* **EXERCISE OBJECTIVE**
Set out every line of the material below as a Markdown table with two columns, No. and Text, numbering the lines in order and skipping any blank ones.

* **RECORD EXCERPTS**
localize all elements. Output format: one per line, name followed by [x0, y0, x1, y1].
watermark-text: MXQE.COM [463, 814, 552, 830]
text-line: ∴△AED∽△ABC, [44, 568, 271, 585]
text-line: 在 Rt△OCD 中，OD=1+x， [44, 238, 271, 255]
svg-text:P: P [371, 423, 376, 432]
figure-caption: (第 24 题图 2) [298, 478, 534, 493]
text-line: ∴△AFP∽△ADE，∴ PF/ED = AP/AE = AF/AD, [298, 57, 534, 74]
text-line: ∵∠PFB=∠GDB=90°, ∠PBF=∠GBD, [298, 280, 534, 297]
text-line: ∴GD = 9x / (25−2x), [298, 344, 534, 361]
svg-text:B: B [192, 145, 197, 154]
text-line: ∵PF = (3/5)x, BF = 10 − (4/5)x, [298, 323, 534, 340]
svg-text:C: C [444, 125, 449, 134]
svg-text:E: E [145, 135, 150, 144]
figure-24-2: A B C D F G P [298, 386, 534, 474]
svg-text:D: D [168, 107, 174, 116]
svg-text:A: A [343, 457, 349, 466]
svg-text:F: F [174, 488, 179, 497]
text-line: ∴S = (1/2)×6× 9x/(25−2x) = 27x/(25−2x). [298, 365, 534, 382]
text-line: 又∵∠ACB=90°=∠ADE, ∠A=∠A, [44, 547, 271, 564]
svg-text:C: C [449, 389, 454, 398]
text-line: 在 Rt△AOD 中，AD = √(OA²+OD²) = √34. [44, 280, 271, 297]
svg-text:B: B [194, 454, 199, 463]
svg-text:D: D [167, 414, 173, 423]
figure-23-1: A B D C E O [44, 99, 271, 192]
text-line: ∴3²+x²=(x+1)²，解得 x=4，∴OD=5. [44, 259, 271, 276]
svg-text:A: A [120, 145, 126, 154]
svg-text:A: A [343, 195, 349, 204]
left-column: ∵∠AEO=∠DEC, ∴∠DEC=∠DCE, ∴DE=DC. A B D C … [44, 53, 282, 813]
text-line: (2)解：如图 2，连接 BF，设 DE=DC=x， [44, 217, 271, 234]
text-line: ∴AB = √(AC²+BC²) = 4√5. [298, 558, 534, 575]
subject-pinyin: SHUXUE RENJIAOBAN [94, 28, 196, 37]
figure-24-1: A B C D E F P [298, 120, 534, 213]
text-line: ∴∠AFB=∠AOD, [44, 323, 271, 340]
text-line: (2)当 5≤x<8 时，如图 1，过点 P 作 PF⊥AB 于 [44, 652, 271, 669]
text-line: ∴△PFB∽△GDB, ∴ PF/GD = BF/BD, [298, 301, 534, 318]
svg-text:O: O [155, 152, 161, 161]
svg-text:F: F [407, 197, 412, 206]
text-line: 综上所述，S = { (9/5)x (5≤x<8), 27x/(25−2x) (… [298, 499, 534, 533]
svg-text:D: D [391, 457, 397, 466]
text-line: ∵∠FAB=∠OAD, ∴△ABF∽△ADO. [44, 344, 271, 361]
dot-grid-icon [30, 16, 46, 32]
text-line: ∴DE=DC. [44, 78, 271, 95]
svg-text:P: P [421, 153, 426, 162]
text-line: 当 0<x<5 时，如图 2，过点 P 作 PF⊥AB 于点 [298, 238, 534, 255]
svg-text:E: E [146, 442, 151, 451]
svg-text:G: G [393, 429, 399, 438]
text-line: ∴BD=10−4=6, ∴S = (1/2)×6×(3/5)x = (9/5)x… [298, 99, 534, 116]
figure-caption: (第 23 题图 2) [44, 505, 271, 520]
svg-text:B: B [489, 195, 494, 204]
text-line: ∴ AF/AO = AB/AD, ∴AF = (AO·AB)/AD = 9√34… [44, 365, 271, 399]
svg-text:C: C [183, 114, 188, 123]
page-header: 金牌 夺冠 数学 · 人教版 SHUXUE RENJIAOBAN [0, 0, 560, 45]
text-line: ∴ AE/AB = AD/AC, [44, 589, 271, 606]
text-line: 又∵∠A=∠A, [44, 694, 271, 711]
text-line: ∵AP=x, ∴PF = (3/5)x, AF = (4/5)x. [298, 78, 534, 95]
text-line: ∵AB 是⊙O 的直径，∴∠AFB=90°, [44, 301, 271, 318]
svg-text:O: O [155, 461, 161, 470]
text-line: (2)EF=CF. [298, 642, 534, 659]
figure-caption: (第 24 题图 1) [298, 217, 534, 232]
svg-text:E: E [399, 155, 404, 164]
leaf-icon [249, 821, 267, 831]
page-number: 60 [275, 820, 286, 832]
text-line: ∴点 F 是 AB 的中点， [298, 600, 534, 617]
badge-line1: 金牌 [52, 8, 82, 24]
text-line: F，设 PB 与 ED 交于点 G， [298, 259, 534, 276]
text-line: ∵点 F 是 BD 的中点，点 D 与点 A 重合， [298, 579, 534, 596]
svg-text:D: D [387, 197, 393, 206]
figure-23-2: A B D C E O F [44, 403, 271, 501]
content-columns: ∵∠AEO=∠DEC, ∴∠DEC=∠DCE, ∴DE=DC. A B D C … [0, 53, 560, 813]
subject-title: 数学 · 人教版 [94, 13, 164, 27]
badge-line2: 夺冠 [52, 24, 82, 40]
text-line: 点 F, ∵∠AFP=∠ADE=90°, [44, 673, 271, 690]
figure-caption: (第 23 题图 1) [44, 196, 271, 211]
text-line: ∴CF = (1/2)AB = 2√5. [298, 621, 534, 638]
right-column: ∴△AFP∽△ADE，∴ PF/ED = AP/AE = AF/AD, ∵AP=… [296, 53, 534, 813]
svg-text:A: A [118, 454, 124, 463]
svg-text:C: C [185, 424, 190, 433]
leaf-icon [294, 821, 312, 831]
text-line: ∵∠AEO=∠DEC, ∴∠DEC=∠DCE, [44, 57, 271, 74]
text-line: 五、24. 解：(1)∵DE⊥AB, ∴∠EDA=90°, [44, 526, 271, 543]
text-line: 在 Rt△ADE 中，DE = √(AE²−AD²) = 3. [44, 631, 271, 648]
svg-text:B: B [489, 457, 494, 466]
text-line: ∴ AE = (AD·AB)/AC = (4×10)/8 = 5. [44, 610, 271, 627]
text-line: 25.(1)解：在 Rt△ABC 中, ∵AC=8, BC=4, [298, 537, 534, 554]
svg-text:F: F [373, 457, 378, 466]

* **ANSWER TO THIS EXERCISE**
| No. | Text |
|---|---|
| 1 | localize all elements. Output format: one per line, name followed by [x0, y0, x1, y1]. |
| 2 | watermark-text: MXQE.COM [463, 814, 552, 830] |
| 3 | text-line: ∴△AED∽△ABC, [44, 568, 271, 585] |
| 4 | text-line: 在 Rt△OCD 中，OD=1+x， [44, 238, 271, 255] |
| 5 | svg-text:P: P [371, 423, 376, 432] |
| 6 | figure-caption: (第 24 题图 2) [298, 478, 534, 493] |
| 7 | text-line: ∴△AFP∽△ADE，∴ PF/ED = AP/AE = AF/AD, [298, 57, 534, 74] |
| 8 | text-line: ∵∠PFB=∠GDB=90°, ∠PBF=∠GBD, [298, 280, 534, 297] |
| 9 | text-line: ∴GD = 9x / (25−2x), [298, 344, 534, 361] |
| 10 | svg-text:B: B [192, 145, 197, 154] |
| 11 | text-line: ∵PF = (3/5)x, BF = 10 − (4/5)x, [298, 323, 534, 340] |
| 12 | svg-text:C: C [444, 125, 449, 134] |
| 13 | svg-text:E: E [145, 135, 150, 144] |
| 14 | figure-24-2: A B C D F G P [298, 386, 534, 474] |
| 15 | svg-text:D: D [168, 107, 174, 116] |
| 16 | svg-text:A: A [343, 457, 349, 466] |
| 17 | svg-text:F: F [174, 488, 179, 497] |
| 18 | text-line: ∴S = (1/2)×6× 9x/(25−2x) = 27x/(25−2x). [298, 365, 534, 382] |
| 19 | text-line: 又∵∠ACB=90°=∠ADE, ∠A=∠A, [44, 547, 271, 564] |
| 20 | svg-text:C: C [449, 389, 454, 398] |
| 21 | text-line: 在 Rt△AOD 中，AD = √(OA²+OD²) = √34. [44, 280, 271, 297] |
| 22 | svg-text:B: B [194, 454, 199, 463] |
| 23 | svg-text:D: D [167, 414, 173, 423] |
| 24 | figure-23-1: A B D C E O [44, 99, 271, 192] |
| 25 | text-line: ∴3²+x²=(x+1)²，解得 x=4，∴OD=5. [44, 259, 271, 276] |
| 26 | svg-text:A: A [120, 145, 126, 154] |
| 27 | svg-text:A: A [343, 195, 349, 204] |
| 28 | left-column: ∵∠AEO=∠DEC, ∴∠DEC=∠DCE, ∴DE=DC. A B D C … [44, 53, 282, 813] |
| 29 | text-line: (2)解：如图 2，连接 BF，设 DE=DC=x， [44, 217, 271, 234] |
| 30 | text-line: ∴AB = √(AC²+BC²) = 4√5. [298, 558, 534, 575] |
| 31 | subject-pinyin: SHUXUE RENJIAOBAN [94, 28, 196, 37] |
| 32 | figure-24-1: A B C D E F P [298, 120, 534, 213] |
| 33 | text-line: ∴∠AFB=∠AOD, [44, 323, 271, 340] |
| 34 | text-line: (2)当 5≤x<8 时，如图 1，过点 P 作 PF⊥AB 于 [44, 652, 271, 669] |
| 35 | text-line: ∴△PFB∽△GDB, ∴ PF/GD = BF/BD, [298, 301, 534, 318] |
| 36 | svg-text:O: O [155, 152, 161, 161] |
| 37 | svg-text:F: F [407, 197, 412, 206] |
| 38 | text-line: 综上所述，S = { (9/5)x (5≤x<8), 27x/(25−2x) (… [298, 499, 534, 533] |
| 39 | svg-text:D: D [391, 457, 397, 466] |
| 40 | text-line: ∵∠FAB=∠OAD, ∴△ABF∽△ADO. [44, 344, 271, 361] |
| 41 | dot-grid-icon [30, 16, 46, 32] |
| 42 | text-line: ∴DE=DC. [44, 78, 271, 95] |
| 43 | svg-text:P: P [421, 153, 426, 162] |
| 44 | text-line: 当 0<x<5 时，如图 2，过点 P 作 PF⊥AB 于点 [298, 238, 534, 255] |
| 45 | svg-text:E: E [146, 442, 151, 451] |
| 46 | svg-text:G: G [393, 429, 399, 438] |
| 47 | text-line: ∴BD=10−4=6, ∴S = (1/2)×6×(3/5)x = (9/5)x… [298, 99, 534, 116] |
| 48 | figure-caption: (第 23 题图 2) [44, 505, 271, 520] |
| 49 | svg-text:B: B [489, 195, 494, 204] |
| 50 | text-line: ∴ AF/AO = AB/AD, ∴AF = (AO·AB)/AD = 9√34… [44, 365, 271, 399] |
| 51 | svg-text:C: C [183, 114, 188, 123] |
| 52 | page-header: 金牌 夺冠 数学 · 人教版 SHUXUE RENJIAOBAN [0, 0, 560, 45] |
| 53 | text-line: ∴ AE/AB = AD/AC, [44, 589, 271, 606] |
| 54 | text-line: 又∵∠A=∠A, [44, 694, 271, 711] |
| 55 | text-line: ∵AP=x, ∴PF = (3/5)x, AF = (4/5)x. [298, 78, 534, 95] |
| 56 | text-line: ∵AB 是⊙O 的直径，∴∠AFB=90°, [44, 301, 271, 318] |
| 57 | svg-text:O: O [155, 461, 161, 470] |
| 58 | text-line: (2)EF=CF. [298, 642, 534, 659] |
| 59 | figure-caption: (第 24 题图 1) [298, 217, 534, 232] |
| 60 | svg-text:E: E [399, 155, 404, 164] |
| 61 | leaf-icon [249, 821, 267, 831] |
| 62 | page-number: 60 [275, 820, 286, 832] |
| 63 | text-line: ∴点 F 是 AB 的中点， [298, 600, 534, 617] |
| 64 | badge-line1: 金牌 [52, 8, 82, 24] |
| 65 | text-line: F，设 PB 与 ED 交于点 G， [298, 259, 534, 276] |
| 66 | text-line: ∵点 F 是 BD 的中点，点 D 与点 A 重合， [298, 579, 534, 596] |
| 67 | svg-text:D: D [387, 197, 393, 206] |
| 68 | figure-23-2: A B D C E O F [44, 403, 271, 501] |
| 69 | content-columns: ∵∠AEO=∠DEC, ∴∠DEC=∠DCE, ∴DE=DC. A B D C … [0, 53, 560, 813] |
| 70 | subject-title: 数学 · 人教版 [94, 13, 164, 27] |
| 71 | badge-line2: 夺冠 [52, 24, 82, 40] |
| 72 | text-line: 点 F, ∵∠AFP=∠ADE=90°, [44, 673, 271, 690] |
| 73 | figure-caption: (第 23 题图 1) [44, 196, 271, 211] |
| 74 | text-line: ∴CF = (1/2)AB = 2√5. [298, 621, 534, 638] |
| 75 | right-column: ∴△AFP∽△ADE，∴ PF/ED = AP/AE = AF/AD, ∵AP=… [296, 53, 534, 813] |
| 76 | svg-text:A: A [118, 454, 124, 463] |
| 77 | svg-text:C: C [185, 424, 190, 433] |
| 78 | leaf-icon [294, 821, 312, 831] |
| 79 | text-line: ∵∠AEO=∠DEC, ∴∠DEC=∠DCE, [44, 57, 271, 74] |
| 80 | text-line: 五、24. 解：(1)∵DE⊥AB, ∴∠EDA=90°, [44, 526, 271, 543] |
| 81 | text-line: 在 Rt△ADE 中，DE = √(AE²−AD²) = 3. [44, 631, 271, 648] |
| 82 | svg-text:B: B [489, 457, 494, 466] |
| 83 | text-line: ∴ AE = (AD·AB)/AC = (4×10)/8 = 5. [44, 610, 271, 627] |
| 84 | text-line: 25.(1)解：在 Rt△ABC 中, ∵AC=8, BC=4, [298, 537, 534, 554] |
| 85 | svg-text:F: F [373, 457, 378, 466] |